RECORDS SUPPLIED.
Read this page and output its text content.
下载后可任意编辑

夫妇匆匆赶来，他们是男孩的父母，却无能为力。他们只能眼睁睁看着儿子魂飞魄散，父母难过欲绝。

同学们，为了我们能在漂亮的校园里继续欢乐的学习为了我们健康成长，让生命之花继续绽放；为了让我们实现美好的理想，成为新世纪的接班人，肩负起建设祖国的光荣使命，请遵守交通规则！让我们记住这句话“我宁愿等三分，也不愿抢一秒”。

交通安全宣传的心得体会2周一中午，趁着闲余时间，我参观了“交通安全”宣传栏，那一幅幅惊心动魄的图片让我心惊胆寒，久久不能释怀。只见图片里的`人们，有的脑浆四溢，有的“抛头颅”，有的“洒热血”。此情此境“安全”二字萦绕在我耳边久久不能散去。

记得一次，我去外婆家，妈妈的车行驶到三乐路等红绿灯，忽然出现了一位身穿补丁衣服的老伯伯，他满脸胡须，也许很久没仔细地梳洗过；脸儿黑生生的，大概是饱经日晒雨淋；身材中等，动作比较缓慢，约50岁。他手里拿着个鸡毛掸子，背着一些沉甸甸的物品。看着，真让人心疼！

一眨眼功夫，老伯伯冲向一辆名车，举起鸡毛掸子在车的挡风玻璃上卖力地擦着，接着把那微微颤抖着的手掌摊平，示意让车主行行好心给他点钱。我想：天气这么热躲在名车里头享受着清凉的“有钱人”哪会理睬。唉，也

WHAT THE TASK ASKS. Copy every line verbatim.

THE ANSWER.
Read this page and output its text content.
下载后可任意编辑

夫妇匆匆赶来，他们是男孩的父母，却无能为力。他们只能眼睁睁看着儿子魂飞魄散，父母难过欲绝。

同学们，为了我们能在漂亮的校园里继续欢乐的学习为了我们健康成长，让生命之花继续绽放；为了让我们实现美好的理想，成为新世纪的接班人，肩负起建设祖国的光荣使命，请遵守交通规则！让我们记住这句话“我宁愿等三分，也不愿抢一秒”。

交通安全宣传的心得体会2周一中午，趁着闲余时间，我参观了“交通安全”宣传栏，那一幅幅惊心动魄的图片让我心惊胆寒，久久不能释怀。只见图片里的`人们，有的脑浆四溢，有的“抛头颅”，有的“洒热血”。此情此境“安全”二字萦绕在我耳边久久不能散去。

记得一次，我去外婆家，妈妈的车行驶到三乐路等红绿灯，忽然出现了一位身穿补丁衣服的老伯伯，他满脸胡须，也许很久没仔细地梳洗过；脸儿黑生生的，大概是饱经日晒雨淋；身材中等，动作比较缓慢，约50岁。他手里拿着个鸡毛掸子，背着一些沉甸甸的物品。看着，真让人心疼！

一眨眼功夫，老伯伯冲向一辆名车，举起鸡毛掸子在车的挡风玻璃上卖力地擦着，接着把那微微颤抖着的手掌摊平，示意让车主行行好心给他点钱。我想：天气这么热躲在名车里头享受着清凉的“有钱人”哪会理睬。唉，也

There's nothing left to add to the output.